Supplied data:
## START
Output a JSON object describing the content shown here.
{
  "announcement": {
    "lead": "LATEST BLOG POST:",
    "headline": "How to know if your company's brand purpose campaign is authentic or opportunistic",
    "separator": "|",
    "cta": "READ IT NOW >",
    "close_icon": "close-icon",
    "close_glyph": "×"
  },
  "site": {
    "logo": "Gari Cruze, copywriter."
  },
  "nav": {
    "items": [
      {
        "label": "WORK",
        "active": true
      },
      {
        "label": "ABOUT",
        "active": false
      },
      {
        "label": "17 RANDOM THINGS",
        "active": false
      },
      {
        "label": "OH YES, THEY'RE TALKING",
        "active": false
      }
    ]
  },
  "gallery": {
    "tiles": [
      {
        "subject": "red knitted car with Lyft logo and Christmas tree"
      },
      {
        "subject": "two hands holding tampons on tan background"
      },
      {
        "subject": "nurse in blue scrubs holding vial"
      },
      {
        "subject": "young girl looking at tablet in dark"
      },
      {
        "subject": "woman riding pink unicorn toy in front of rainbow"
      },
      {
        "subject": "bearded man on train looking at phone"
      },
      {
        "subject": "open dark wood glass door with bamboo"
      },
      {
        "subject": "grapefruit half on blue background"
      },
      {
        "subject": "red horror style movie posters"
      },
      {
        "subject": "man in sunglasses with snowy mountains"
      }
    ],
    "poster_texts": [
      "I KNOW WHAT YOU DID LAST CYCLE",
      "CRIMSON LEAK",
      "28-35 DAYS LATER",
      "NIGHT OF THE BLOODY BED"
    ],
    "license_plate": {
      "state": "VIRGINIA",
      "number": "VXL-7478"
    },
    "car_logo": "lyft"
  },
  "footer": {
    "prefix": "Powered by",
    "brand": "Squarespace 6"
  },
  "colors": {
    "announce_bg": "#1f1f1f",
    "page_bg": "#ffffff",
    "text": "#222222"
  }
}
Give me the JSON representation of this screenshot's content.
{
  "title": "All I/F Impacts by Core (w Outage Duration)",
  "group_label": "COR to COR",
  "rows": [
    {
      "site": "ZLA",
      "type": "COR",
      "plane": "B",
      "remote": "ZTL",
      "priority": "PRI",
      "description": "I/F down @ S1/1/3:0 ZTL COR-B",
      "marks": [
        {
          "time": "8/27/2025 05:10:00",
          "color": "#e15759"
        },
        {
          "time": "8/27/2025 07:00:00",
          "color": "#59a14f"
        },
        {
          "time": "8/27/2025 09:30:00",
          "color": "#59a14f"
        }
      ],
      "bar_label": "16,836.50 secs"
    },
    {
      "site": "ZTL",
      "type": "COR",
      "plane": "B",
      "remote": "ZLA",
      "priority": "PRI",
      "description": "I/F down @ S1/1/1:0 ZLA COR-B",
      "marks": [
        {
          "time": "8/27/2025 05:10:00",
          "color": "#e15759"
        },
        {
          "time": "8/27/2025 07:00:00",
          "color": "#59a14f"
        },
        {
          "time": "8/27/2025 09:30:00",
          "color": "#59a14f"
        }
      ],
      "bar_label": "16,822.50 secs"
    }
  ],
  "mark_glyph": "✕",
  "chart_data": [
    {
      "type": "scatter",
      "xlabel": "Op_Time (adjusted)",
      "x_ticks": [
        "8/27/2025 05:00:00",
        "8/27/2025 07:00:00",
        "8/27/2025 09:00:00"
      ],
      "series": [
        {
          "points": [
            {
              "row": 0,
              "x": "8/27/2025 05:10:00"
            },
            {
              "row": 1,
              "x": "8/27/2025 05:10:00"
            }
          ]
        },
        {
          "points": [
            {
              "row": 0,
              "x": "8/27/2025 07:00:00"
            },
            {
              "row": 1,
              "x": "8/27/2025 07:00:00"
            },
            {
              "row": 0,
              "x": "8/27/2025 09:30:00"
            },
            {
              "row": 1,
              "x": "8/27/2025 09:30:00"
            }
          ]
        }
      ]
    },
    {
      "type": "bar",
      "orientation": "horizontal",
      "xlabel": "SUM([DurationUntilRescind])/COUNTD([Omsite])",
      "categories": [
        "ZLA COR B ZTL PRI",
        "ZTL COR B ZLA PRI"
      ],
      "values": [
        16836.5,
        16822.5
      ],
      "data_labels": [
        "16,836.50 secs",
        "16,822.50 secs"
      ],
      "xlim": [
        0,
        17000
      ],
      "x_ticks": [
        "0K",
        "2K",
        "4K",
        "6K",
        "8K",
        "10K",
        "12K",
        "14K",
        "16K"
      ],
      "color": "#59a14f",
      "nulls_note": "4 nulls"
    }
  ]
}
## END
Exercise description: Provide solely the number of lines in the data that include the word "background".

Output: 2